[begin PROVIDED INFORMATION]

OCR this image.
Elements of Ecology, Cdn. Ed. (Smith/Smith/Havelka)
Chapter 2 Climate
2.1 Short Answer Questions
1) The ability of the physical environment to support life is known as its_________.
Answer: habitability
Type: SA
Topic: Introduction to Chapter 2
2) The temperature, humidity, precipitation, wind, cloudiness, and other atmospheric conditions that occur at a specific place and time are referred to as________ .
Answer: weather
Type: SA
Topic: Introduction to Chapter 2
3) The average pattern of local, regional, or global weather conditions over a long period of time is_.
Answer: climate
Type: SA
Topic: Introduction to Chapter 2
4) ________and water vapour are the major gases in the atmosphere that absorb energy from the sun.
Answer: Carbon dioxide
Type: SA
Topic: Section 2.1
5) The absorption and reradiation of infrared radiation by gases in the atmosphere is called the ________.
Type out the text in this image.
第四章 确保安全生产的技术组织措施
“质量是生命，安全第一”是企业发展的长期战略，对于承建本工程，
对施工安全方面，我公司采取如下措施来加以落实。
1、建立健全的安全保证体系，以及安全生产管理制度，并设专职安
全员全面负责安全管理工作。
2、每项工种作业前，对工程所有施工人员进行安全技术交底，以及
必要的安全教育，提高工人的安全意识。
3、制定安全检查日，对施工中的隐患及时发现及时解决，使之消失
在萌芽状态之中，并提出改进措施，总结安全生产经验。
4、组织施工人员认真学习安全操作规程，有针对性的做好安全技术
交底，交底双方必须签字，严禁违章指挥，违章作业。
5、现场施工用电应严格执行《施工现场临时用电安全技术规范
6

[end PROVIDED INFORMATION]

-- AIM OF THE EXERCISE --
Reproduce every line above without error.

-- RESULT --
OCR this image.
Elements of Ecology, Cdn. Ed. (Smith/Smith/Havelka)
Chapter 2 Climate
2.1 Short Answer Questions
1) The ability of the physical environment to support life is known as its_________.
Answer: habitability
Type: SA
Topic: Introduction to Chapter 2
2) The temperature, humidity, precipitation, wind, cloudiness, and other atmospheric conditions that occur at a specific place and time are referred to as________ .
Answer: weather
Type: SA
Topic: Introduction to Chapter 2
3) The average pattern of local, regional, or global weather conditions over a long period of time is_.
Answer: climate
Type: SA
Topic: Introduction to Chapter 2
4) ________and water vapour are the major gases in the atmosphere that absorb energy from the sun.
Answer: Carbon dioxide
Type: SA
Topic: Section 2.1
5) The absorption and reradiation of infrared radiation by gases in the atmosphere is called the ________.
Type out the text in this image.
第四章 确保安全生产的技术组织措施
“质量是生命，安全第一”是企业发展的长期战略，对于承建本工程，
对施工安全方面，我公司采取如下措施来加以落实。
1、建立健全的安全保证体系，以及安全生产管理制度，并设专职安
全员全面负责安全管理工作。
2、每项工种作业前，对工程所有施工人员进行安全技术交底，以及
必要的安全教育，提高工人的安全意识。
3、制定安全检查日，对施工中的隐患及时发现及时解决，使之消失
在萌芽状态之中，并提出改进措施，总结安全生产经验。
4、组织施工人员认真学习安全操作规程，有针对性的做好安全技术
交底，交底双方必须签字，严禁违章指挥，违章作业。
5、现场施工用电应严格执行《施工现场临时用电安全技术规范
6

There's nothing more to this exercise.